AIM:
Locate the word "предметовъ" in the material, then show every line that holds it.

(Saved entries)
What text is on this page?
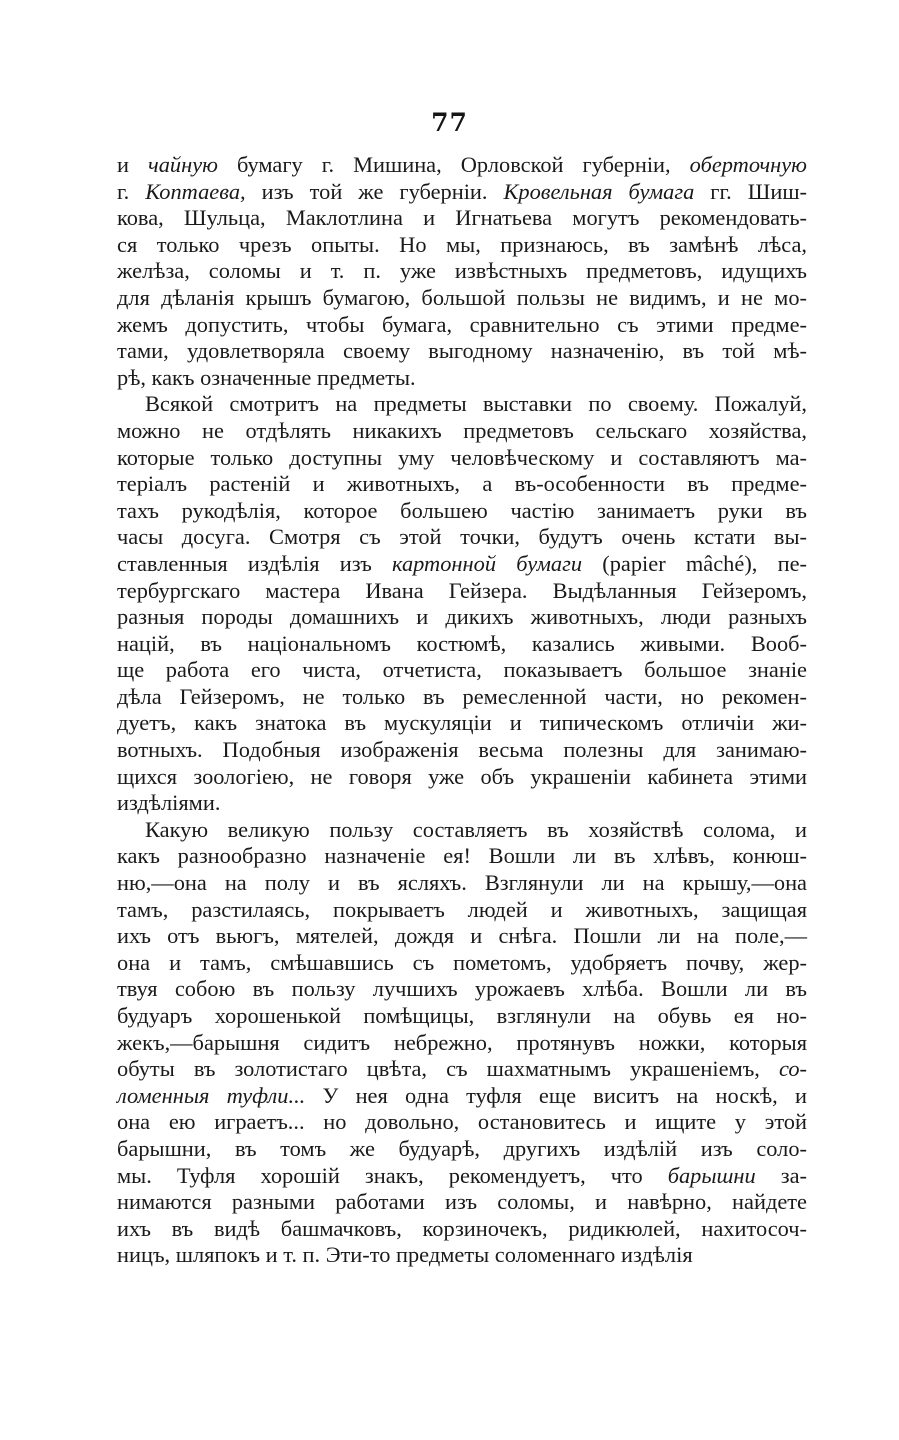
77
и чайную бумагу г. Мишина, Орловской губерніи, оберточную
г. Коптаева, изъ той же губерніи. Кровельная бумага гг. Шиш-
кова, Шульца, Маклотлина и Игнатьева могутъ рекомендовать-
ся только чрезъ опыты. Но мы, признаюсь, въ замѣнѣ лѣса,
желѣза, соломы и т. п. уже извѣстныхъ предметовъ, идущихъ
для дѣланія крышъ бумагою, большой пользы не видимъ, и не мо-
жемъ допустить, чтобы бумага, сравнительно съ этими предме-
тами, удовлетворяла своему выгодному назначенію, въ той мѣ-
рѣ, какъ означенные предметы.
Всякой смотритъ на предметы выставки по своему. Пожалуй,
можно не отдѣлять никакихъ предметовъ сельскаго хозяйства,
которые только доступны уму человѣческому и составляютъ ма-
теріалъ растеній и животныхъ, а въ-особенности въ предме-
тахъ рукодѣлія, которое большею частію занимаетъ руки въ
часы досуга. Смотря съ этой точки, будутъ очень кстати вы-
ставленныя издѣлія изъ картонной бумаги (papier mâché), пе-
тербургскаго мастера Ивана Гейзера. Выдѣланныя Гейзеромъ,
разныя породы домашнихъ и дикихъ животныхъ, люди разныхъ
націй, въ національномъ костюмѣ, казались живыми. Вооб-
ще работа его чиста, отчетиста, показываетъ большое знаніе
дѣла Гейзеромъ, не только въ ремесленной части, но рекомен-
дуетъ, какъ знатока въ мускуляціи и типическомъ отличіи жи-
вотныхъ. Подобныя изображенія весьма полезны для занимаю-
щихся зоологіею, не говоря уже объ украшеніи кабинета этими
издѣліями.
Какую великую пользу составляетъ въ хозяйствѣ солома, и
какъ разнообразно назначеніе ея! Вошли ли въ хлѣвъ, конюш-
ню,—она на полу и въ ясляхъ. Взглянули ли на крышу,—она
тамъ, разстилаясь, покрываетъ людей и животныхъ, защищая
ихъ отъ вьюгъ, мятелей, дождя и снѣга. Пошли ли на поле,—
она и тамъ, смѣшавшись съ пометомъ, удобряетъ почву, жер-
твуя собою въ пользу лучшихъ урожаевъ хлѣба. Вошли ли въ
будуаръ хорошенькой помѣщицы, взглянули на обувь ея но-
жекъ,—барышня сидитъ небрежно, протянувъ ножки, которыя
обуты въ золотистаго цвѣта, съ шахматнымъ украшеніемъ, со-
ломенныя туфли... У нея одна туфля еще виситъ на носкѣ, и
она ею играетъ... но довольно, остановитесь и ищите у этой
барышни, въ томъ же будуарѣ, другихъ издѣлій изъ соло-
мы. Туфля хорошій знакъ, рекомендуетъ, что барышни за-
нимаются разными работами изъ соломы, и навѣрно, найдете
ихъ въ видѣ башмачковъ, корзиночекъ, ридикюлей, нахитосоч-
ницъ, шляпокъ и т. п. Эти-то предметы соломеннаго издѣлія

---

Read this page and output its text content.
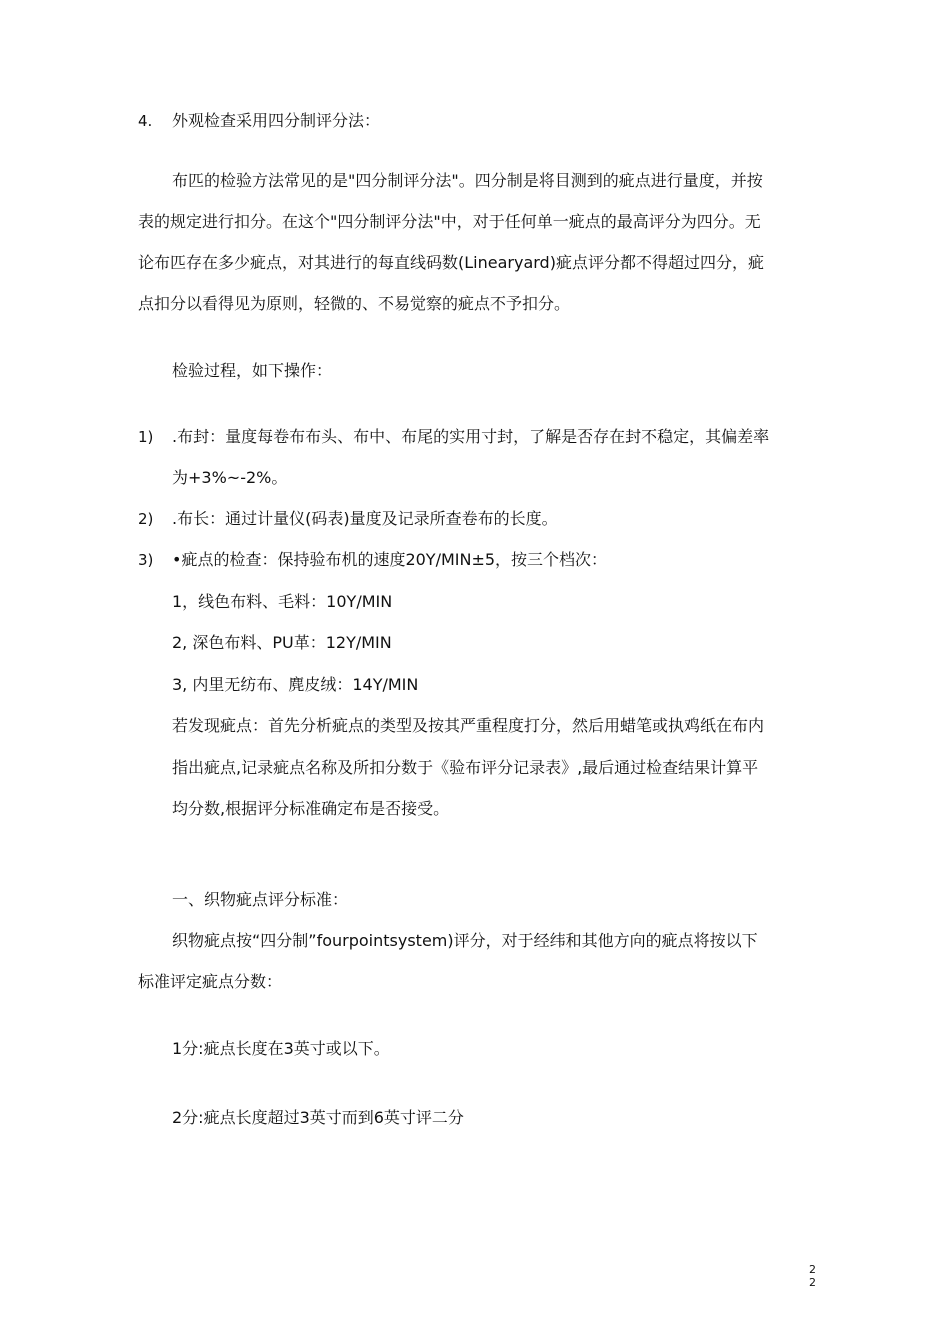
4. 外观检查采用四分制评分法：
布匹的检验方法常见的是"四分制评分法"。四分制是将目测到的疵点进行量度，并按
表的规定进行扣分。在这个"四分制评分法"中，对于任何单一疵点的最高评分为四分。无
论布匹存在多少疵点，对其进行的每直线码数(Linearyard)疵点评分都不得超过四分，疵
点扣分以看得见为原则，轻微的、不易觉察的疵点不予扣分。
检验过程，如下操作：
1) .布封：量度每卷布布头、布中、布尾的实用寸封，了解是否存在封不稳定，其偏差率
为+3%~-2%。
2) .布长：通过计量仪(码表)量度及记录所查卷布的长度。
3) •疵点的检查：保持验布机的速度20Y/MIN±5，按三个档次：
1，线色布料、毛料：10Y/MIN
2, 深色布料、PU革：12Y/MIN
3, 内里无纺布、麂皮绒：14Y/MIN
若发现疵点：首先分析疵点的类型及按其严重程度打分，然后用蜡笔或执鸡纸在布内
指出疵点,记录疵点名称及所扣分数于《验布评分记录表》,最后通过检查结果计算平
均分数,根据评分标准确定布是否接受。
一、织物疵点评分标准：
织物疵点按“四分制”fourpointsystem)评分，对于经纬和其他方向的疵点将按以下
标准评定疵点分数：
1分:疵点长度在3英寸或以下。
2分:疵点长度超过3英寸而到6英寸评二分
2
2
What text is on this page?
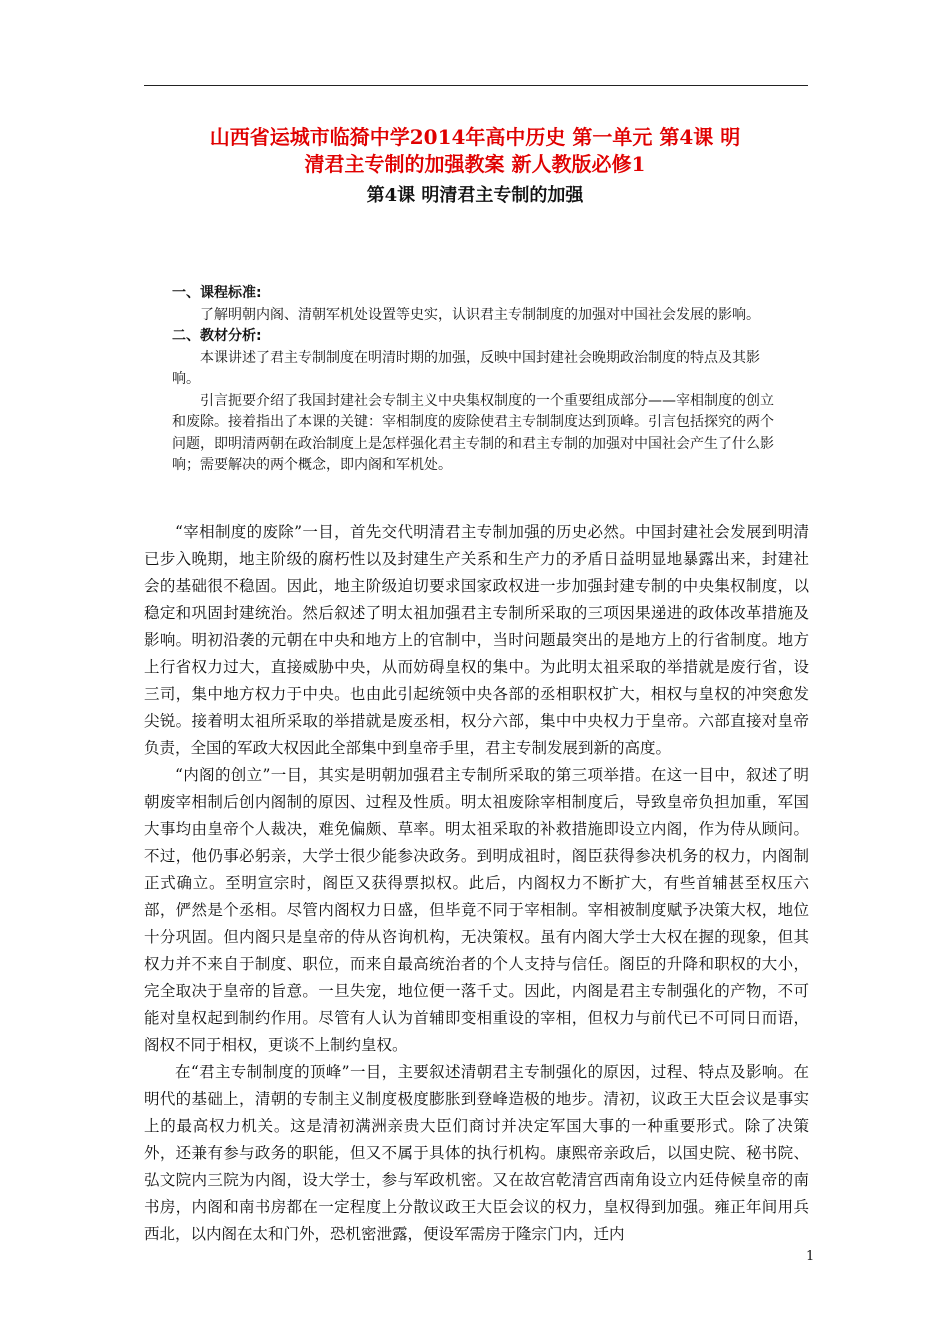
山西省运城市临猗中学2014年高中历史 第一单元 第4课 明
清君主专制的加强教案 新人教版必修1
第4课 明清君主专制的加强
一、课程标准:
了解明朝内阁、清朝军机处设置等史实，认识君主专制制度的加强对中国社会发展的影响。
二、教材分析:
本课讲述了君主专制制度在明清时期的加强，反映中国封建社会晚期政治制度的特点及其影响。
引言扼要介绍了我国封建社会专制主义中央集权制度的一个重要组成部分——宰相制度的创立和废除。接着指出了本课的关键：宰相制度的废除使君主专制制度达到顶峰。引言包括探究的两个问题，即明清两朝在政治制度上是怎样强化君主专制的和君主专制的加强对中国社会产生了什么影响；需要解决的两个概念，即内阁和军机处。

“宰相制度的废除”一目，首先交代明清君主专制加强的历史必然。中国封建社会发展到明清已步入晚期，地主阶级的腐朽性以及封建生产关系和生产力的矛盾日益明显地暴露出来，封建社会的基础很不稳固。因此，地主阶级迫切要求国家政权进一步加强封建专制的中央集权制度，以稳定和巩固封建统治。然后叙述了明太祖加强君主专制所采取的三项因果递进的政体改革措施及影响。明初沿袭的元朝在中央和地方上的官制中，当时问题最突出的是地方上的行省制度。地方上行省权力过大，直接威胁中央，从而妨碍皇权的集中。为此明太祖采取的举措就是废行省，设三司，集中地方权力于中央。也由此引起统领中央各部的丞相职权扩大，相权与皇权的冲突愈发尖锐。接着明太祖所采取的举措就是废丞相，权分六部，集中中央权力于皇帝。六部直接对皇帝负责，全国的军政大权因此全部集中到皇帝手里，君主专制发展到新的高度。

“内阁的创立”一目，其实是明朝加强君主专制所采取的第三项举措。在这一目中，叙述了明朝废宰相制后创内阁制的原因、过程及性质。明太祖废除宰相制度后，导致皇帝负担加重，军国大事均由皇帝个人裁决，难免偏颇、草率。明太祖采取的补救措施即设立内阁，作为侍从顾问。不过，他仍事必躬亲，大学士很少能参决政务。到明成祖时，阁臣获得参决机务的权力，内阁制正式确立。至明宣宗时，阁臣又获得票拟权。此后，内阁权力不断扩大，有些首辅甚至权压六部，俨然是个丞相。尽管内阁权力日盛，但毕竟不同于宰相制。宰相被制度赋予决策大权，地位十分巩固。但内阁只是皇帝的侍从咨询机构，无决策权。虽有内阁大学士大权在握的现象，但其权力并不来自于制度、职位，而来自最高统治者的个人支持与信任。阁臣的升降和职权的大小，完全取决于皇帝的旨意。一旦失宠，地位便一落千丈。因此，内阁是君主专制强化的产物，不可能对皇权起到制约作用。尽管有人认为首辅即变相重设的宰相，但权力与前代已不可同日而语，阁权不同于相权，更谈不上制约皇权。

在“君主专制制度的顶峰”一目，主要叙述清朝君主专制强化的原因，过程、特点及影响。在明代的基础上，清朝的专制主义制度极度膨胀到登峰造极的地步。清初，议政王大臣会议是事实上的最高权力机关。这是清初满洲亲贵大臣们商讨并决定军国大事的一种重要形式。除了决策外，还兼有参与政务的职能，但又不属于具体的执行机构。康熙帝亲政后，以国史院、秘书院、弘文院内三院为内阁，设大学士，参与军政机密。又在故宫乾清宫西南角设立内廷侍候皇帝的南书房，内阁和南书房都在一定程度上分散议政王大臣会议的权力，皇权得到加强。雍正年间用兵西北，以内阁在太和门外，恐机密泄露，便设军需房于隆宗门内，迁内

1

--

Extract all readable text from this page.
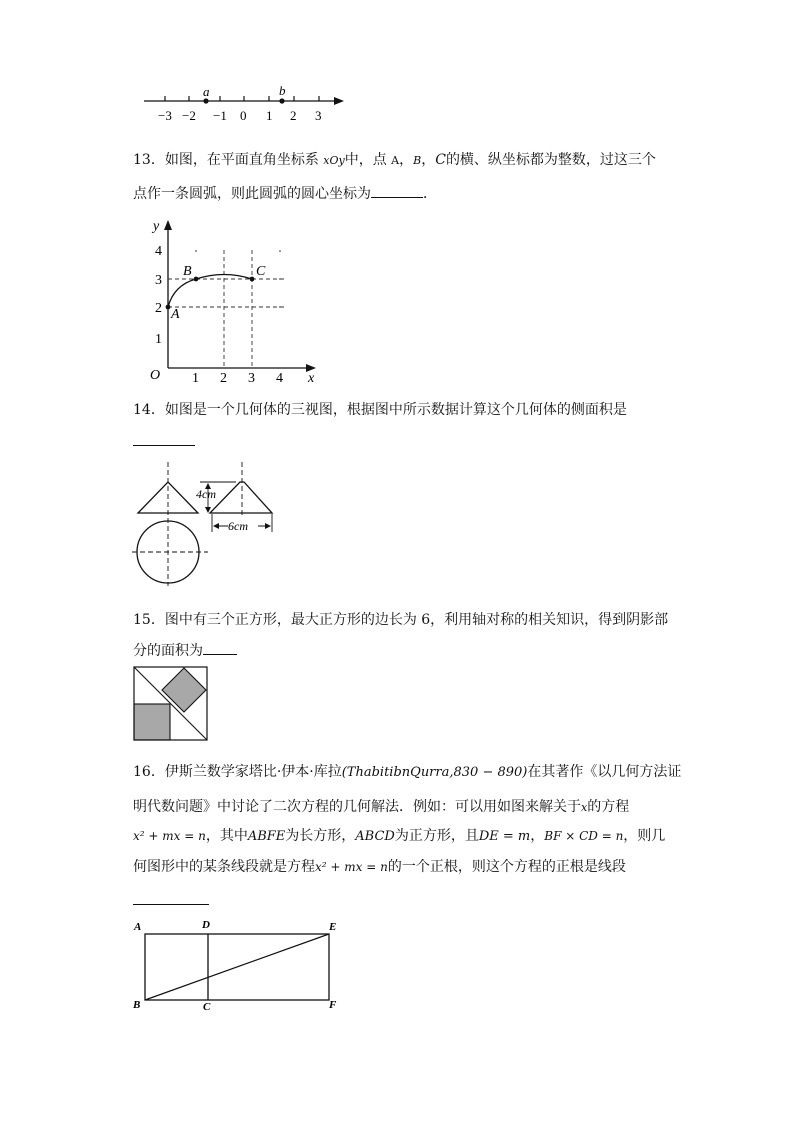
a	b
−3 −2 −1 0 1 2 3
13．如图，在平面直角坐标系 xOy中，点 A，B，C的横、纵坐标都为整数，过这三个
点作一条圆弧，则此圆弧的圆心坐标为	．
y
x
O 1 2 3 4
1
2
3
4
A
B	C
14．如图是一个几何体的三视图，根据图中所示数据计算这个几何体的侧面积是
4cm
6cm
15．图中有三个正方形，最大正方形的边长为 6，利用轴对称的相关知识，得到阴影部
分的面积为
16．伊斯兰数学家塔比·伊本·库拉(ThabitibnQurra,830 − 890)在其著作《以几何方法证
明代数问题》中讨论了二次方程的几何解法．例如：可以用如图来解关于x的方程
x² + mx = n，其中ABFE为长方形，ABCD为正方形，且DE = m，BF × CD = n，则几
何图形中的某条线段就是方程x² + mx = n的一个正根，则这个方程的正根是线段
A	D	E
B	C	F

COMPLETE ANSWER:
желѣза, соломы и т. п. уже извѣстныхъ предметовъ, идущихъ
можно не отдѣлять никакихъ предметовъ сельскаго хозяйства,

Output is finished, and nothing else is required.